### Input material
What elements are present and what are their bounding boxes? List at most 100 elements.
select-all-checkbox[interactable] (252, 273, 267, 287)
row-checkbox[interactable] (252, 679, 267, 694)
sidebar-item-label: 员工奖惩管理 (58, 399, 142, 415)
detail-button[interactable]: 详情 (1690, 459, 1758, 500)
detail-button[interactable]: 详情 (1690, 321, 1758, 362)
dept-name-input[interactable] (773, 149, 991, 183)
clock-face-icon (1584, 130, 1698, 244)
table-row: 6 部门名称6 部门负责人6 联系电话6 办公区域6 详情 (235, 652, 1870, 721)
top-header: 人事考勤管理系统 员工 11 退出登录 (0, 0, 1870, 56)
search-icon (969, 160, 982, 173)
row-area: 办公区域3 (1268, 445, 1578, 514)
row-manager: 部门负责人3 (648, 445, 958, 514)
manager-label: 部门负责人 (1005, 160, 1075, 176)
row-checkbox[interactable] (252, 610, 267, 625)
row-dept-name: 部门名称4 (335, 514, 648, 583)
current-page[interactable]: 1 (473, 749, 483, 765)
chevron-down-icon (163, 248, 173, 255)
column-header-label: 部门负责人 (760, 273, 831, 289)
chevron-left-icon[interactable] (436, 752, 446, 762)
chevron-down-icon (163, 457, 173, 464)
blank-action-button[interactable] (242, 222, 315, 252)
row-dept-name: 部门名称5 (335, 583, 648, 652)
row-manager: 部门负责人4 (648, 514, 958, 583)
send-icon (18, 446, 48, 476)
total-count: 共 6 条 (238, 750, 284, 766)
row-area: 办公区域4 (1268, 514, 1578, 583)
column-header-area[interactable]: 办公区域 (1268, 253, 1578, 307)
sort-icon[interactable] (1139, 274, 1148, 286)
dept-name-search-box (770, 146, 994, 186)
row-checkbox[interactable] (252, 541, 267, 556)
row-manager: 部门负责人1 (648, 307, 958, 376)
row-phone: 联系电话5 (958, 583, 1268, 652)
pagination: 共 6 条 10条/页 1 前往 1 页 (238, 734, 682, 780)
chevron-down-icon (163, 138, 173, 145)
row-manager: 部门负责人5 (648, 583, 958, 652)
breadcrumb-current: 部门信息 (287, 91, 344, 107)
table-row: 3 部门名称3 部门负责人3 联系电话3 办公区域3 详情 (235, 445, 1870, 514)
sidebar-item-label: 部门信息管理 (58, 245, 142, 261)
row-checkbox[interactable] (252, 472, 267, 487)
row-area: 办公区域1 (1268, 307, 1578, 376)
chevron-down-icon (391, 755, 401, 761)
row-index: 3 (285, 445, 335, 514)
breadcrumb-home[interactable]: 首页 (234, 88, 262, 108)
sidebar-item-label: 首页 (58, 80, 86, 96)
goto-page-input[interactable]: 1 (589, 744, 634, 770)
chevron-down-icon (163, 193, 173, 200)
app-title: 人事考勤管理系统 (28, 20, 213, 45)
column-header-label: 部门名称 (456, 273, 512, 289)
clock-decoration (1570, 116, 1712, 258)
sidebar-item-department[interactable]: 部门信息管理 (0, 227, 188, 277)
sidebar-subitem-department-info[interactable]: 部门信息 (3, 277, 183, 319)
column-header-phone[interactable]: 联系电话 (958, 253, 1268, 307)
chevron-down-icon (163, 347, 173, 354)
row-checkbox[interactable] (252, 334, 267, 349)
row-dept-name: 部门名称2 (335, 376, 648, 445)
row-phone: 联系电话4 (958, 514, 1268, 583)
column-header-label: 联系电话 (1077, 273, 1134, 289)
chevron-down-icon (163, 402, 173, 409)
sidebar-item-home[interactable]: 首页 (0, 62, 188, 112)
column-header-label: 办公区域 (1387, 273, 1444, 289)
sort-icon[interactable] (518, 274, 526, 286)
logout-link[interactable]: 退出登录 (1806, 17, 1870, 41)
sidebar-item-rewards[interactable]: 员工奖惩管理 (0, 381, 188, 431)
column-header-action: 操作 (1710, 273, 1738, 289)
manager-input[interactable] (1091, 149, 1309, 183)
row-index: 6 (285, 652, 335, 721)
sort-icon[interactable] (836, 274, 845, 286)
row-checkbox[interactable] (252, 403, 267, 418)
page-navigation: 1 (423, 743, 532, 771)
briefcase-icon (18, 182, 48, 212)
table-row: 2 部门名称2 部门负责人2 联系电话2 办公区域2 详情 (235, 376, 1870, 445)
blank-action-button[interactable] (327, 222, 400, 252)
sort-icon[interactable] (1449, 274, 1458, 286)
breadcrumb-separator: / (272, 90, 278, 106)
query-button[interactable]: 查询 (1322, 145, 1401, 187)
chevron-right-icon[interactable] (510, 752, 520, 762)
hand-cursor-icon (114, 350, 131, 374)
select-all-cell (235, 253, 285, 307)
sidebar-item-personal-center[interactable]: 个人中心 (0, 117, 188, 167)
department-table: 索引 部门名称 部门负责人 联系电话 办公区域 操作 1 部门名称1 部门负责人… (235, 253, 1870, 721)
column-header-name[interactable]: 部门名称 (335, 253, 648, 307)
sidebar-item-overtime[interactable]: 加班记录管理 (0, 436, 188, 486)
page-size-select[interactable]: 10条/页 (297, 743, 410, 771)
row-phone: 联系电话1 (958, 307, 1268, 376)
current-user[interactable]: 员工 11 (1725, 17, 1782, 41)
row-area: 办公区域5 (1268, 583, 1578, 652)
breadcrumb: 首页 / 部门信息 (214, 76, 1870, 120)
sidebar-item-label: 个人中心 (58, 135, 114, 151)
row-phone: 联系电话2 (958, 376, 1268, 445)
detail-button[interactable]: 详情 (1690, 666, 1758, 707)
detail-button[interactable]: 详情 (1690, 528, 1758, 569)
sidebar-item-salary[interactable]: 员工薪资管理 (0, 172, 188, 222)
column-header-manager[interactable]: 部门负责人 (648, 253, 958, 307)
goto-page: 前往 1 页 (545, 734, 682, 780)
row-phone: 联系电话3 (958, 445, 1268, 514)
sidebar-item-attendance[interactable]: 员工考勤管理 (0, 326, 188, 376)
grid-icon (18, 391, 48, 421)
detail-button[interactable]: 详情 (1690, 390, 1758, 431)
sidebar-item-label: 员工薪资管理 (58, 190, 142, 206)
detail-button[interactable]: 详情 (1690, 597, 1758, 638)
######
Can you repeat every line of the records above verbatim?

**Task output**
What elements are present and what are their bounding boxes? List at most 100 elements.
select-all-checkbox[interactable] (252, 273, 267, 287)
row-checkbox[interactable] (252, 679, 267, 694)
sidebar-item-label: 员工奖惩管理 (58, 399, 142, 415)
detail-button[interactable]: 详情 (1690, 459, 1758, 500)
detail-button[interactable]: 详情 (1690, 321, 1758, 362)
dept-name-input[interactable] (773, 149, 991, 183)
clock-face-icon (1584, 130, 1698, 244)
table-row: 6 部门名称6 部门负责人6 联系电话6 办公区域6 详情 (235, 652, 1870, 721)
top-header: 人事考勤管理系统 员工 11 退出登录 (0, 0, 1870, 56)
search-icon (969, 160, 982, 173)
row-area: 办公区域3 (1268, 445, 1578, 514)
row-manager: 部门负责人3 (648, 445, 958, 514)
manager-label: 部门负责人 (1005, 160, 1075, 176)
row-checkbox[interactable] (252, 610, 267, 625)
row-dept-name: 部门名称4 (335, 514, 648, 583)
current-page[interactable]: 1 (473, 749, 483, 765)
chevron-down-icon (163, 248, 173, 255)
column-header-label: 部门负责人 (760, 273, 831, 289)
chevron-left-icon[interactable] (436, 752, 446, 762)
chevron-down-icon (163, 457, 173, 464)
blank-action-button[interactable] (242, 222, 315, 252)
row-dept-name: 部门名称5 (335, 583, 648, 652)
row-manager: 部门负责人4 (648, 514, 958, 583)
send-icon (18, 446, 48, 476)
total-count: 共 6 条 (238, 750, 284, 766)
row-area: 办公区域4 (1268, 514, 1578, 583)
column-header-area[interactable]: 办公区域 (1268, 253, 1578, 307)
sort-icon[interactable] (1139, 274, 1148, 286)
dept-name-search-box (770, 146, 994, 186)
row-checkbox[interactable] (252, 541, 267, 556)
row-manager: 部门负责人1 (648, 307, 958, 376)
row-phone: 联系电话5 (958, 583, 1268, 652)
pagination: 共 6 条 10条/页 1 前往 1 页 (238, 734, 682, 780)
chevron-down-icon (163, 138, 173, 145)
row-manager: 部门负责人5 (648, 583, 958, 652)
breadcrumb-current: 部门信息 (287, 91, 344, 107)
table-row: 3 部门名称3 部门负责人3 联系电话3 办公区域3 详情 (235, 445, 1870, 514)
sidebar-item-label: 部门信息管理 (58, 245, 142, 261)
row-checkbox[interactable] (252, 472, 267, 487)
row-area: 办公区域1 (1268, 307, 1578, 376)
chevron-down-icon (391, 755, 401, 761)
row-index: 3 (285, 445, 335, 514)
breadcrumb-home[interactable]: 首页 (234, 88, 262, 108)
sidebar-item-label: 首页 (58, 80, 86, 96)
goto-page-input[interactable]: 1 (589, 744, 634, 770)
chevron-down-icon (163, 193, 173, 200)
app-title: 人事考勤管理系统 (28, 20, 213, 45)
column-header-label: 部门名称 (456, 273, 512, 289)
clock-decoration (1570, 116, 1712, 258)
sidebar-item-department[interactable]: 部门信息管理 (0, 227, 188, 277)
sidebar-subitem-department-info[interactable]: 部门信息 (3, 277, 183, 319)
column-header-phone[interactable]: 联系电话 (958, 253, 1268, 307)
chevron-down-icon (163, 347, 173, 354)
row-checkbox[interactable] (252, 334, 267, 349)
row-dept-name: 部门名称2 (335, 376, 648, 445)
row-phone: 联系电话4 (958, 514, 1268, 583)
column-header-label: 联系电话 (1077, 273, 1134, 289)
chevron-down-icon (163, 402, 173, 409)
sidebar-item-home[interactable]: 首页 (0, 62, 188, 112)
column-header-label: 办公区域 (1387, 273, 1444, 289)
sort-icon[interactable] (518, 274, 526, 286)
logout-link[interactable]: 退出登录 (1806, 17, 1870, 41)
sidebar-item-rewards[interactable]: 员工奖惩管理 (0, 381, 188, 431)
column-header-action: 操作 (1710, 273, 1738, 289)
manager-input[interactable] (1091, 149, 1309, 183)
row-index: 6 (285, 652, 335, 721)
sort-icon[interactable] (836, 274, 845, 286)
row-checkbox[interactable] (252, 403, 267, 418)
page-navigation: 1 (423, 743, 532, 771)
briefcase-icon (18, 182, 48, 212)
table-row: 2 部门名称2 部门负责人2 联系电话2 办公区域2 详情 (235, 376, 1870, 445)
blank-action-button[interactable] (327, 222, 400, 252)
sort-icon[interactable] (1449, 274, 1458, 286)
breadcrumb-separator: / (272, 90, 278, 106)
query-button[interactable]: 查询 (1322, 145, 1401, 187)
chevron-right-icon[interactable] (510, 752, 520, 762)
hand-cursor-icon (114, 350, 131, 374)
select-all-cell (235, 253, 285, 307)
sidebar-item-personal-center[interactable]: 个人中心 (0, 117, 188, 167)
department-table: 索引 部门名称 部门负责人 联系电话 办公区域 操作 1 部门名称1 部门负责人… (235, 253, 1870, 721)
column-header-name[interactable]: 部门名称 (335, 253, 648, 307)
sidebar-item-overtime[interactable]: 加班记录管理 (0, 436, 188, 486)
page-size-select[interactable]: 10条/页 (297, 743, 410, 771)
row-phone: 联系电话1 (958, 307, 1268, 376)
current-user[interactable]: 员工 11 (1725, 17, 1782, 41)
row-area: 办公区域5 (1268, 583, 1578, 652)
breadcrumb: 首页 / 部门信息 (214, 76, 1870, 120)
sidebar-item-label: 个人中心 (58, 135, 114, 151)
row-phone: 联系电话2 (958, 376, 1268, 445)
detail-button[interactable]: 详情 (1690, 666, 1758, 707)
detail-button[interactable]: 详情 (1690, 528, 1758, 569)
sidebar-item-salary[interactable]: 员工薪资管理 (0, 172, 188, 222)
column-header-manager[interactable]: 部门负责人 (648, 253, 958, 307)
goto-page: 前往 1 页 (545, 734, 682, 780)
row-phone: 联系电话3 (958, 445, 1268, 514)
sidebar-item-attendance[interactable]: 员工考勤管理 (0, 326, 188, 376)
grid-icon (18, 391, 48, 421)
detail-button[interactable]: 详情 (1690, 390, 1758, 431)
sidebar-item-label: 员工薪资管理 (58, 190, 142, 206)
detail-button[interactable]: 详情 (1690, 597, 1758, 638)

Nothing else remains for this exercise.